[Direction 1]
Copy out the rows word for word, everything from the line containing "sidebar-item-detail: 0% xyxy=(74,509,90,521)" down to the line containing "sidebar-item-name: Disk 2", both of those lines included.

━━━━━ Provided passage ━━━━━

It would take until the late 1940s for Buñuel to re-establish his career as a film director when he started making B-movies in Mexico. In 1950, he co-wrote and directed Los olvidados (The Young & The Damned) for which he Best Director at the Cannes Film Festival in 1951.

In 1960, Buñuel wrote “A Statement” on filmmaking for the magazine Film Culture in which explained his views on cinema:

The screen is a dangerous and wonderful instrument, if a free spirit uses it. It is the superior way of expressing the world of dreams, emotions and instinct. The cinema seems to have been invented for the expression of the subconscious, so profoundly is it rooted in poetry. Nevertheless, it almost never pursues these ends.

We rarely see good cinema in the mammoth productions, or in the works that have received the praise of critics and audience. The particular story, the private drama of an individual, cannot interest—I believe—anyone worthy of living in our time.

━━━━━

[Direction 2]
Using the Buñuel passage, answer:
(a) In what year did Buñuel write "A Statement"?
(b) Which magazine was it written for?
(c) Which film did he co-write and direct in 1950?

━━━━━ Entries supplied ━━━━━

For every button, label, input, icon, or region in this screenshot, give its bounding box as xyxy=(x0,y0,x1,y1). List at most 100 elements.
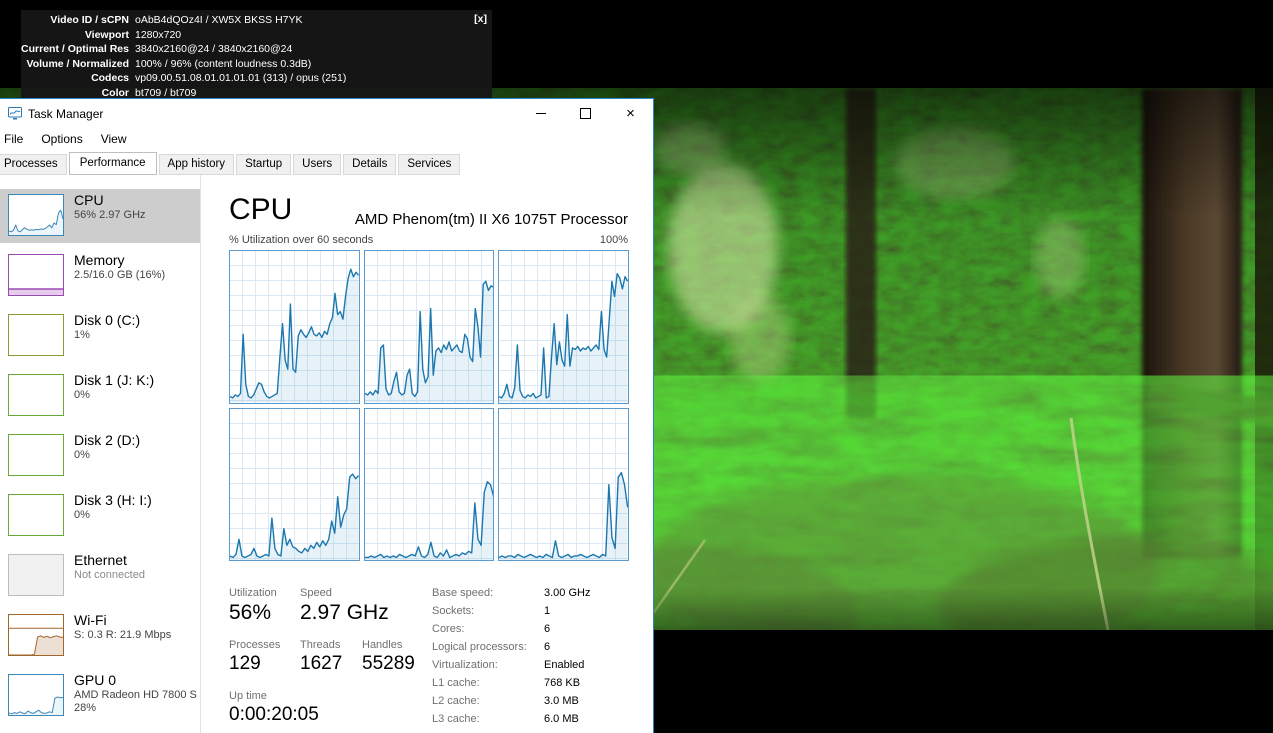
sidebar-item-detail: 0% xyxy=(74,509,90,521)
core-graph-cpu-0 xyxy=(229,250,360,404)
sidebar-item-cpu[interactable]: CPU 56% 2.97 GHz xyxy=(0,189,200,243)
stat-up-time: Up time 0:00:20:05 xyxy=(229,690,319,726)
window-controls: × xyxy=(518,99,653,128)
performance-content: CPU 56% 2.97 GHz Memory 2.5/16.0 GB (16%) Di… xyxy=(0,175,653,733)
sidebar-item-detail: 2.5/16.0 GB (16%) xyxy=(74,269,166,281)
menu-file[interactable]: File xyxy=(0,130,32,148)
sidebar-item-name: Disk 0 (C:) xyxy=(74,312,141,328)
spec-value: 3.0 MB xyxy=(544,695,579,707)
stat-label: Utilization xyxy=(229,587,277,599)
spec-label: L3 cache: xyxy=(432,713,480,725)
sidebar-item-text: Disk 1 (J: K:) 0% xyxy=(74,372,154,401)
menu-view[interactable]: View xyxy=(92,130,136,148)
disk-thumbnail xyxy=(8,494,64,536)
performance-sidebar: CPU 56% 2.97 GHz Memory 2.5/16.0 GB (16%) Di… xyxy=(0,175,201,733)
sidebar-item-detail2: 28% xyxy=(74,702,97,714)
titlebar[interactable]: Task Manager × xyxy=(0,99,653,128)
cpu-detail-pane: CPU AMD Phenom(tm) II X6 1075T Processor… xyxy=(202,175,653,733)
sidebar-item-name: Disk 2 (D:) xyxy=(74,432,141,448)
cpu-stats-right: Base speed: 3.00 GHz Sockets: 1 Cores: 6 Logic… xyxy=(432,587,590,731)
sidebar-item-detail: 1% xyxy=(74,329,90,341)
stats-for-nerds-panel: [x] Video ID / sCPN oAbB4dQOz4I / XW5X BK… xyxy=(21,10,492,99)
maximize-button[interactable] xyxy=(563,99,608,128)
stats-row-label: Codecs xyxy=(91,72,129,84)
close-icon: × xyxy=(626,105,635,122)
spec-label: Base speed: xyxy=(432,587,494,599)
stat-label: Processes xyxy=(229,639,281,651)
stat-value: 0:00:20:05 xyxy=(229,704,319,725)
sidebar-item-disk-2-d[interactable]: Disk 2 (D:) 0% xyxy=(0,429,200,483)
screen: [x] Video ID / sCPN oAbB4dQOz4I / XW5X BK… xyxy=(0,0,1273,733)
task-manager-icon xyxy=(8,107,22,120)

━━━━━

[Complete output 1]
sidebar-item-detail: 0% xyxy=(74,509,90,521)
core-graph-cpu-0 xyxy=(229,250,360,404)
sidebar-item-cpu[interactable]: CPU 56% 2.97 GHz xyxy=(0,189,200,243)
stat-up-time: Up time 0:00:20:05 xyxy=(229,690,319,726)
window-controls: × xyxy=(518,99,653,128)
performance-content: CPU 56% 2.97 GHz Memory 2.5/16.0 GB (16%) Di… xyxy=(0,175,653,733)
sidebar-item-detail: 2.5/16.0 GB (16%) xyxy=(74,269,166,281)
menu-file[interactable]: File xyxy=(0,130,32,148)
sidebar-item-name: Disk 0 (C:) xyxy=(74,312,141,328)
spec-value: 3.0 MB xyxy=(544,695,579,707)
stat-label: Utilization xyxy=(229,587,277,599)
spec-label: L3 cache: xyxy=(432,713,480,725)
sidebar-item-text: Disk 1 (J: K:) 0% xyxy=(74,372,154,401)
menu-view[interactable]: View xyxy=(92,130,136,148)
disk-thumbnail xyxy=(8,494,64,536)
performance-sidebar: CPU 56% 2.97 GHz Memory 2.5/16.0 GB (16%) Di… xyxy=(0,175,201,733)
sidebar-item-detail2: 28% xyxy=(74,702,97,714)
titlebar[interactable]: Task Manager × xyxy=(0,99,653,128)
cpu-detail-pane: CPU AMD Phenom(tm) II X6 1075T Processor… xyxy=(202,175,653,733)
sidebar-item-name: Disk 2 (D:) xyxy=(74,432,141,448)

[Complete output 2]
(a) 1960
(b) Film Culture
(c) Los olvidados (The Young & The Damned)